(A block of data)
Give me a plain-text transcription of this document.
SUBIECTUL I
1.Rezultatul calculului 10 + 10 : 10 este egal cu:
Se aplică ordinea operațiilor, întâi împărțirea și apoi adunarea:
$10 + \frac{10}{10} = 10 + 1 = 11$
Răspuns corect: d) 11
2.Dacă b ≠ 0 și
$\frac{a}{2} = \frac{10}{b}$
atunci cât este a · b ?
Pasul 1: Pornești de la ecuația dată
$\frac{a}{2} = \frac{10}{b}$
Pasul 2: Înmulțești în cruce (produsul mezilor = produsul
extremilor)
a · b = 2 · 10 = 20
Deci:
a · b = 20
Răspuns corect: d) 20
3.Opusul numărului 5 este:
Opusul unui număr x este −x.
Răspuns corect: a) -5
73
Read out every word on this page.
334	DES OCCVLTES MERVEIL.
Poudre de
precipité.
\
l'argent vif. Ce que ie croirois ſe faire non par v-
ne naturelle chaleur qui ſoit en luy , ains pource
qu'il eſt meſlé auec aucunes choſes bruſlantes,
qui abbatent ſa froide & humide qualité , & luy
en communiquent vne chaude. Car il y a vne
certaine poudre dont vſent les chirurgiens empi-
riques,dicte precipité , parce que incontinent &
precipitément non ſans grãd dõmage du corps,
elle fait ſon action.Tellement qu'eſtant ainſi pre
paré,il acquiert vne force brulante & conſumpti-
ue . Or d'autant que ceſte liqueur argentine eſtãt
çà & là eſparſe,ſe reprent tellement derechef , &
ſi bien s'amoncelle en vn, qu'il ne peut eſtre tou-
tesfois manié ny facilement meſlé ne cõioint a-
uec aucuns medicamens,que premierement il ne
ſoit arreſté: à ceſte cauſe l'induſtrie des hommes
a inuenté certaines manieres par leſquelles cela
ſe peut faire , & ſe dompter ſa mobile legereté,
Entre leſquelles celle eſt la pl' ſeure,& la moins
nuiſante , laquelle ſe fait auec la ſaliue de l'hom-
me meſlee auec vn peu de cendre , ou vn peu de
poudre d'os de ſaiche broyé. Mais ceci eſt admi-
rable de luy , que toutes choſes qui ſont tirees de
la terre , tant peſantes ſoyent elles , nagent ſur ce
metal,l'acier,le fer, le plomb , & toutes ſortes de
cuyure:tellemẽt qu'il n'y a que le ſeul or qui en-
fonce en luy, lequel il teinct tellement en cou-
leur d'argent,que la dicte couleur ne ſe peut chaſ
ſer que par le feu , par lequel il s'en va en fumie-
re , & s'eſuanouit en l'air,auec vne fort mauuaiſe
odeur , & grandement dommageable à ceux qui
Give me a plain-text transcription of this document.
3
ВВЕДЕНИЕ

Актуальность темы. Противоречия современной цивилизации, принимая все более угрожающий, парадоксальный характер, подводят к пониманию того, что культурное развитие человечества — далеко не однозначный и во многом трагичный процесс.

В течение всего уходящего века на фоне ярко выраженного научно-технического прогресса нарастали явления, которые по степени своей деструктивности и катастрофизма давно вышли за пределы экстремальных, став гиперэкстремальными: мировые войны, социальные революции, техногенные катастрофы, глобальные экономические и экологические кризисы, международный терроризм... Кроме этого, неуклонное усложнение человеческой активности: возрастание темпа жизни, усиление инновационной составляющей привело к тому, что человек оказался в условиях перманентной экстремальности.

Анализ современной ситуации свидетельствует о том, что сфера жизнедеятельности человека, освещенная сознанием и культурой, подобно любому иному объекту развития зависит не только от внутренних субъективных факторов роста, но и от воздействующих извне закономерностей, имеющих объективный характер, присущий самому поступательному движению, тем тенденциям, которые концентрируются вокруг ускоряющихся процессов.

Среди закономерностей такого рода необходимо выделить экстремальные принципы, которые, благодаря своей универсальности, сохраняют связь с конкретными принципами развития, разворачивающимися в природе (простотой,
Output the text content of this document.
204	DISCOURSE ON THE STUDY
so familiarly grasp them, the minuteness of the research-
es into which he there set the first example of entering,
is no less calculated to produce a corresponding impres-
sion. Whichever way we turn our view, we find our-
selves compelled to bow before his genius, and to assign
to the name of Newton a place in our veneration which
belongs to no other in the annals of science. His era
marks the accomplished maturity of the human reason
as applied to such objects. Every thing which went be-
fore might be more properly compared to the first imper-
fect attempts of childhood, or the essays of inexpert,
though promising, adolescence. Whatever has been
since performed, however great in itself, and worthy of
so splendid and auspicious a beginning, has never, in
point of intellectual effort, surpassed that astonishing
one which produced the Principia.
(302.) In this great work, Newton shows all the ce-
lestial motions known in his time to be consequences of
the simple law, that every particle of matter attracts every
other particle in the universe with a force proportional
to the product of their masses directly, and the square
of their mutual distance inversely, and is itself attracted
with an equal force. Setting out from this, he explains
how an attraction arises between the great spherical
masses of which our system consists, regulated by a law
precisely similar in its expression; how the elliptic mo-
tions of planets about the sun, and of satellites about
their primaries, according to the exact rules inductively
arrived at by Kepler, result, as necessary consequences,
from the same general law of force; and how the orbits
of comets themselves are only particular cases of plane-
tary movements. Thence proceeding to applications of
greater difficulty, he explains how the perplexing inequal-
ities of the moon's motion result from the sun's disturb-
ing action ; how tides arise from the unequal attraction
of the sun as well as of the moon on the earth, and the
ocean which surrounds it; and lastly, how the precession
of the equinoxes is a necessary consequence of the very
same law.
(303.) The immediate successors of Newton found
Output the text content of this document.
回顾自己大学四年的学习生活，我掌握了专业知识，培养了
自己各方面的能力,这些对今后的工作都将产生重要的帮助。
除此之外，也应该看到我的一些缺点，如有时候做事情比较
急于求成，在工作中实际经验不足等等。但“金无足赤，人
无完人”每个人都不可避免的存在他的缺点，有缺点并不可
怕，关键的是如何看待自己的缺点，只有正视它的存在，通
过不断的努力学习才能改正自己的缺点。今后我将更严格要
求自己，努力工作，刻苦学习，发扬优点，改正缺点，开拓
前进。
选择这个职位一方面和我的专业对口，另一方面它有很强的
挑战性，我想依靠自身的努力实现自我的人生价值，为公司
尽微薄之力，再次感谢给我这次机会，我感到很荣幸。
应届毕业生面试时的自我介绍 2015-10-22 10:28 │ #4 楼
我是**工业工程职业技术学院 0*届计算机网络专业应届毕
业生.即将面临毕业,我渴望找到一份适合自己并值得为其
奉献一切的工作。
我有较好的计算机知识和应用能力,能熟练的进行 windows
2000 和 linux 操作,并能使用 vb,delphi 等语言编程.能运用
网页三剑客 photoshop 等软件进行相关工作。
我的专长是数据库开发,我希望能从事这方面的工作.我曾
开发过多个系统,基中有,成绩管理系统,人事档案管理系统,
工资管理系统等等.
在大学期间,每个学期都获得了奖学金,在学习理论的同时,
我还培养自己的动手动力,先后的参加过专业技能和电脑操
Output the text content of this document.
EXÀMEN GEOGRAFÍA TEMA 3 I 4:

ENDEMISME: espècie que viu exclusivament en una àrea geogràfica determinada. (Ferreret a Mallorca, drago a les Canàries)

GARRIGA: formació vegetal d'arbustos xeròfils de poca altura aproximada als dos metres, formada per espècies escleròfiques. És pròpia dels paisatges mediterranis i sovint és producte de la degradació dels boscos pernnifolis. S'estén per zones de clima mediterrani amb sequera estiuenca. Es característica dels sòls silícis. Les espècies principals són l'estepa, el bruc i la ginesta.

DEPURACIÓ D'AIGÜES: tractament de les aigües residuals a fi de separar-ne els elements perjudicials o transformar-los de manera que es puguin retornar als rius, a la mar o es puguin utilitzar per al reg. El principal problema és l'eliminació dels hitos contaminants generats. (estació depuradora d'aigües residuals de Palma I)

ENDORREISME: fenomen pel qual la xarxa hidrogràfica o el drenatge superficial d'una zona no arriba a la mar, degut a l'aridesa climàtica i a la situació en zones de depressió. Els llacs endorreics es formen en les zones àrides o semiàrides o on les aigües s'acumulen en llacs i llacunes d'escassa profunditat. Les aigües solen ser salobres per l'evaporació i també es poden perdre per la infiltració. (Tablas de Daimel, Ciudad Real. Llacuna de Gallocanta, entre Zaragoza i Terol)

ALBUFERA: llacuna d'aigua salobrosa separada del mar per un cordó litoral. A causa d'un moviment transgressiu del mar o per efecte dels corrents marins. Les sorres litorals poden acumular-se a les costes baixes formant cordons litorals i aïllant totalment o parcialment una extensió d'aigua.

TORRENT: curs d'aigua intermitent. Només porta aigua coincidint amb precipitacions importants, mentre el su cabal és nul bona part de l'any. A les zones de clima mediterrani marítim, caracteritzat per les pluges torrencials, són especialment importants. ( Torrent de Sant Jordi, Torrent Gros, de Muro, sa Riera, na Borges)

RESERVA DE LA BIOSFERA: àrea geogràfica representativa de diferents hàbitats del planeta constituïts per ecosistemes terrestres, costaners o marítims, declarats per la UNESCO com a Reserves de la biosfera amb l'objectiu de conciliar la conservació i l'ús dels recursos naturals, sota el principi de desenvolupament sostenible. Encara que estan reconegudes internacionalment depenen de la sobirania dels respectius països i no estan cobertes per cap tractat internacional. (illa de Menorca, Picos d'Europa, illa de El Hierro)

#### [Problem requirements]
Filter the records above and return every line that holds the word "Pasul".

#### [Full response]
Pasul 1: Pornești de la ecuația dată
Pasul 2: Înmulțești în cruce (produsul mezilor = produsul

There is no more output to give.